— Start Stored records —

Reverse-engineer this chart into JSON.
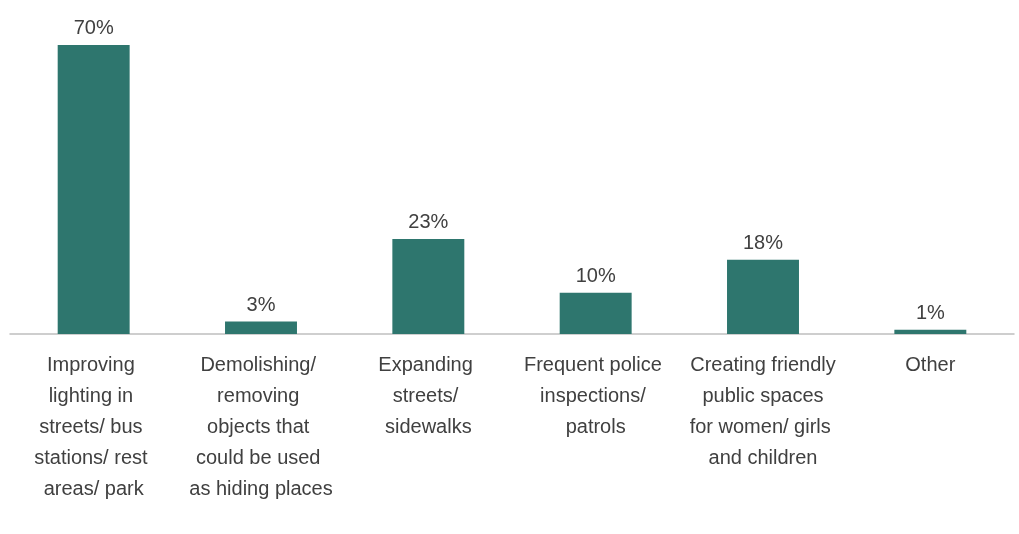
{
  "chart_data": {
    "type": "bar",
    "categories": [
      "Improving lighting in streets/ bus stations/ rest areas/ park",
      "Demolishing/ removing objects that could be used as hiding places",
      "Expanding streets/ sidewalks",
      "Frequent police inspections/ patrols",
      "Creating friendly public spaces for women/ girls and children",
      "Other"
    ],
    "values": [
      70,
      3,
      23,
      10,
      18,
      1
    ],
    "value_labels": [
      "70%",
      "3%",
      "23%",
      "10%",
      "18%",
      "1%"
    ],
    "color": "#2e766e"
  }
}
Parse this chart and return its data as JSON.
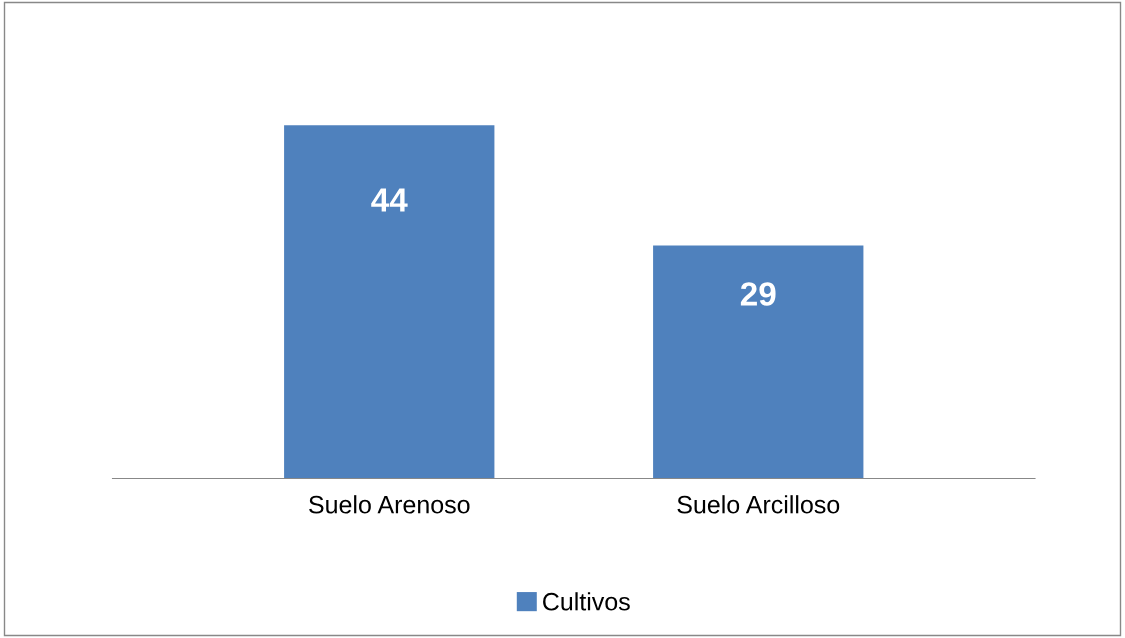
{
  "chart_data": {
    "type": "bar",
    "categories": [
      "Suelo Arenoso",
      "Suelo Arcilloso"
    ],
    "series": [
      {
        "name": "Cultivos",
        "color": "#4f81bd",
        "values": [
          44,
          29
        ]
      }
    ],
    "data_labels": true,
    "legend": "bottom",
    "grid": false
  }
}
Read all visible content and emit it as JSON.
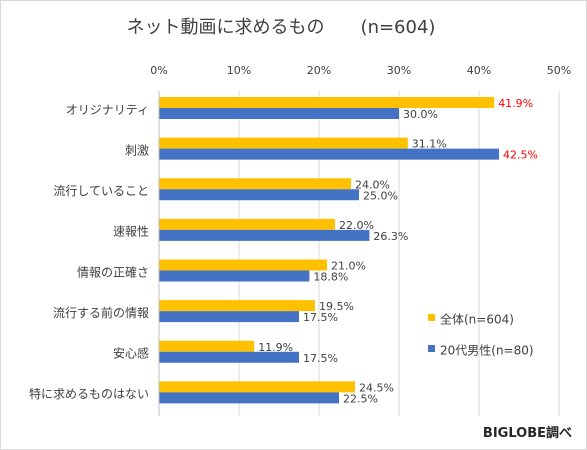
{
  "title": "ネット動画に求めるもの　　(n=604)",
  "credit": "BIGLOBE調べ",
  "colors": {
    "series_all": "#ffc000",
    "series_men20s": "#4472c4",
    "highlight_label": "#ff0000",
    "label": "#404040",
    "gridline": "#d9d9d9"
  },
  "chart_data": {
    "type": "bar",
    "orientation": "horizontal",
    "title": "ネット動画に求めるもの　　(n=604)",
    "categories": [
      "オリジナリティ",
      "刺激",
      "流行していること",
      "速報性",
      "情報の正確さ",
      "流行する前の情報",
      "安心感",
      "特に求めるものはない"
    ],
    "series": [
      {
        "name": "全体(n=604)",
        "color": "#ffc000",
        "values": [
          41.9,
          31.1,
          24.0,
          22.0,
          21.0,
          19.5,
          11.9,
          24.5
        ],
        "labels": [
          "41.9%",
          "31.1%",
          "24.0%",
          "22.0%",
          "21.0%",
          "19.5%",
          "11.9%",
          "24.5%"
        ],
        "highlight": [
          true,
          false,
          false,
          false,
          false,
          false,
          false,
          false
        ]
      },
      {
        "name": "20代男性(n=80)",
        "color": "#4472c4",
        "values": [
          30.0,
          42.5,
          25.0,
          26.3,
          18.8,
          17.5,
          17.5,
          22.5
        ],
        "labels": [
          "30.0%",
          "42.5%",
          "25.0%",
          "26.3%",
          "18.8%",
          "17.5%",
          "17.5%",
          "22.5%"
        ],
        "highlight": [
          false,
          true,
          false,
          false,
          false,
          false,
          false,
          false
        ]
      }
    ],
    "x_ticks": [
      "0%",
      "10%",
      "20%",
      "30%",
      "40%",
      "50%"
    ],
    "xlim": [
      0,
      50
    ],
    "x_axis_position": "top",
    "grid": true,
    "legend_position": "right"
  }
}
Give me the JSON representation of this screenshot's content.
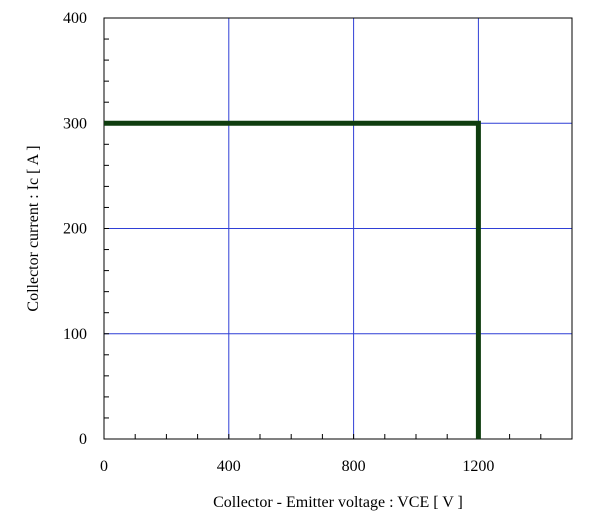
{
  "chart_data": {
    "type": "line",
    "xlabel": "Collector - Emitter voltage  :  VCE  [ V ]",
    "ylabel": "Collector current  : Ic  [ A ]",
    "xlim": [
      0,
      1500
    ],
    "ylim": [
      0,
      400
    ],
    "x_ticks": [
      0,
      400,
      800,
      1200
    ],
    "y_ticks": [
      0,
      100,
      200,
      300,
      400
    ],
    "x_minor_step": 100,
    "y_minor_step": 20,
    "grid": true,
    "colors": {
      "grid": "#2f3fd6",
      "series": "#0f3d0f",
      "axis": "#000000"
    },
    "series": [
      {
        "x": [
          0,
          1200,
          1200
        ],
        "y": [
          300,
          300,
          0
        ]
      }
    ]
  }
}
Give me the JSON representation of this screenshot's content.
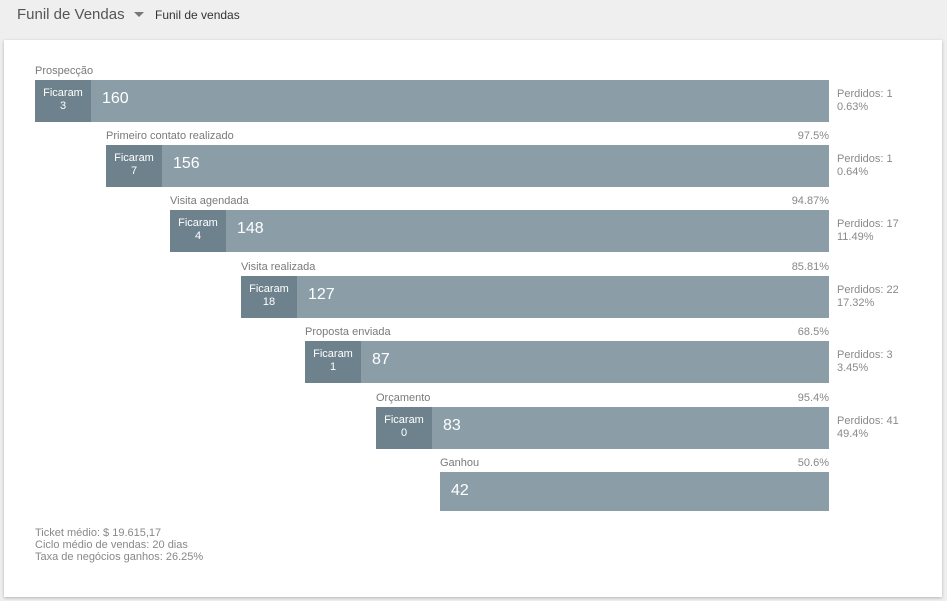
{
  "header": {
    "dropdown_label": "Funil de Vendas",
    "breadcrumb": "Funil de vendas"
  },
  "stages": [
    {
      "name": "Prospecção",
      "pct": "",
      "stay_label": "Ficaram",
      "stay_count": "3",
      "value": "160",
      "lost_label": "Perdidos: 1",
      "lost_pct": "0.63%"
    },
    {
      "name": "Primeiro contato realizado",
      "pct": "97.5%",
      "stay_label": "Ficaram",
      "stay_count": "7",
      "value": "156",
      "lost_label": "Perdidos: 1",
      "lost_pct": "0.64%"
    },
    {
      "name": "Visita agendada",
      "pct": "94.87%",
      "stay_label": "Ficaram",
      "stay_count": "4",
      "value": "148",
      "lost_label": "Perdidos: 17",
      "lost_pct": "11.49%"
    },
    {
      "name": "Visita realizada",
      "pct": "85.81%",
      "stay_label": "Ficaram",
      "stay_count": "18",
      "value": "127",
      "lost_label": "Perdidos: 22",
      "lost_pct": "17.32%"
    },
    {
      "name": "Proposta enviada",
      "pct": "68.5%",
      "stay_label": "Ficaram",
      "stay_count": "1",
      "value": "87",
      "lost_label": "Perdidos: 3",
      "lost_pct": "3.45%"
    },
    {
      "name": "Orçamento",
      "pct": "95.4%",
      "stay_label": "Ficaram",
      "stay_count": "0",
      "value": "83",
      "lost_label": "Perdidos: 41",
      "lost_pct": "49.4%"
    },
    {
      "name": "Ganhou",
      "pct": "50.6%",
      "value": "42"
    }
  ],
  "footer": {
    "ticket": "Ticket médio: $ 19.615,17",
    "cycle": "Ciclo médio de vendas: 20 dias",
    "win_rate": "Taxa de negócios ganhos: 26.25%"
  }
}
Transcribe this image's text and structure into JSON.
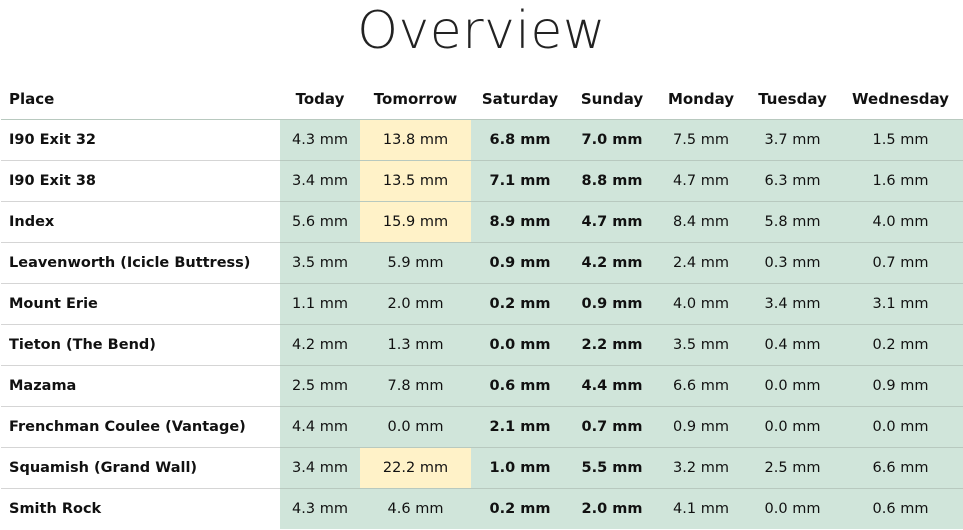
{
  "title": "Overview",
  "table": {
    "headers": [
      "Place",
      "Today",
      "Tomorrow",
      "Saturday",
      "Sunday",
      "Monday",
      "Tuesday",
      "Wednesday"
    ],
    "bold_columns": [
      3,
      4
    ],
    "rows": [
      {
        "place": "I90 Exit 32",
        "values": [
          "4.3 mm",
          "13.8 mm",
          "6.8 mm",
          "7.0 mm",
          "7.5 mm",
          "3.7 mm",
          "1.5 mm"
        ],
        "highlight": [
          1
        ]
      },
      {
        "place": "I90 Exit 38",
        "values": [
          "3.4 mm",
          "13.5 mm",
          "7.1 mm",
          "8.8 mm",
          "4.7 mm",
          "6.3 mm",
          "1.6 mm"
        ],
        "highlight": [
          1
        ]
      },
      {
        "place": "Index",
        "values": [
          "5.6 mm",
          "15.9 mm",
          "8.9 mm",
          "4.7 mm",
          "8.4 mm",
          "5.8 mm",
          "4.0 mm"
        ],
        "highlight": [
          1
        ]
      },
      {
        "place": "Leavenworth (Icicle Buttress)",
        "values": [
          "3.5 mm",
          "5.9 mm",
          "0.9 mm",
          "4.2 mm",
          "2.4 mm",
          "0.3 mm",
          "0.7 mm"
        ],
        "highlight": [
          1
        ]
      },
      {
        "place": "Mount Erie",
        "values": [
          "1.1 mm",
          "2.0 mm",
          "0.2 mm",
          "0.9 mm",
          "4.0 mm",
          "3.4 mm",
          "3.1 mm"
        ],
        "highlight": [
          1
        ]
      },
      {
        "place": "Tieton (The Bend)",
        "values": [
          "4.2 mm",
          "1.3 mm",
          "0.0 mm",
          "2.2 mm",
          "3.5 mm",
          "0.4 mm",
          "0.2 mm"
        ],
        "highlight": [
          1
        ]
      },
      {
        "place": "Mazama",
        "values": [
          "2.5 mm",
          "7.8 mm",
          "0.6 mm",
          "4.4 mm",
          "6.6 mm",
          "0.0 mm",
          "0.9 mm"
        ],
        "highlight": [
          1
        ]
      },
      {
        "place": "Frenchman Coulee (Vantage)",
        "values": [
          "4.4 mm",
          "0.0 mm",
          "2.1 mm",
          "0.7 mm",
          "0.9 mm",
          "0.0 mm",
          "0.0 mm"
        ],
        "highlight": [
          1
        ]
      },
      {
        "place": "Squamish (Grand Wall)",
        "values": [
          "3.4 mm",
          "22.2 mm",
          "1.0 mm",
          "5.5 mm",
          "3.2 mm",
          "2.5 mm",
          "6.6 mm"
        ],
        "highlight": [
          1
        ]
      },
      {
        "place": "Smith Rock",
        "values": [
          "4.3 mm",
          "4.6 mm",
          "0.2 mm",
          "2.0 mm",
          "4.1 mm",
          "0.0 mm",
          "0.6 mm"
        ],
        "highlight": [
          1
        ]
      }
    ]
  },
  "colors": {
    "cell_background": "#d0e5da",
    "highlight_background": "#fff2c8",
    "highlighted_cells": [
      [
        0,
        1
      ],
      [
        1,
        1
      ],
      [
        2,
        1
      ],
      [
        8,
        1
      ]
    ]
  }
}
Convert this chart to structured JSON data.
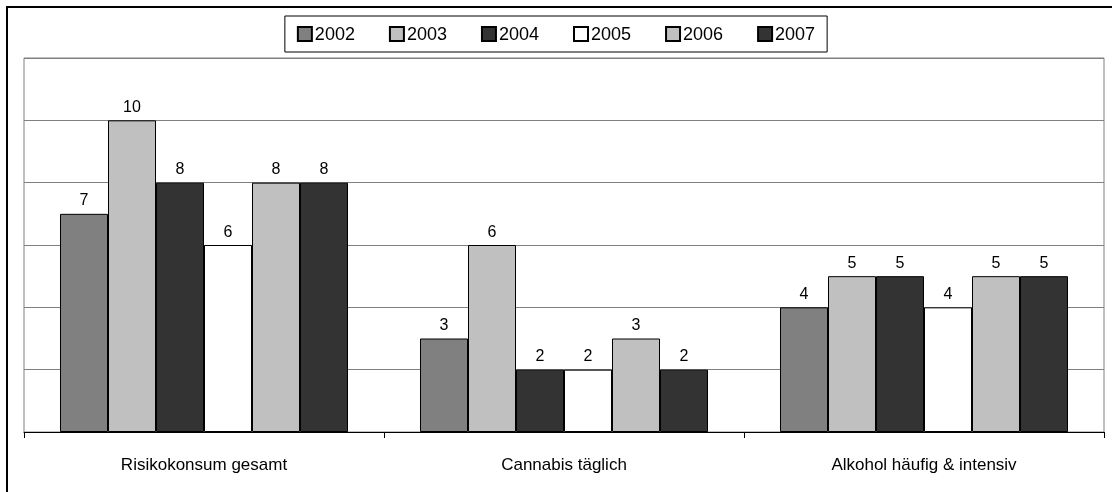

— End Stored records —

Task goal -> In the records above, find each line with the word "into" and copy it.

In response ->
Reverse-engineer this chart into JSON.
Transcribe this image's text and structure into JSON.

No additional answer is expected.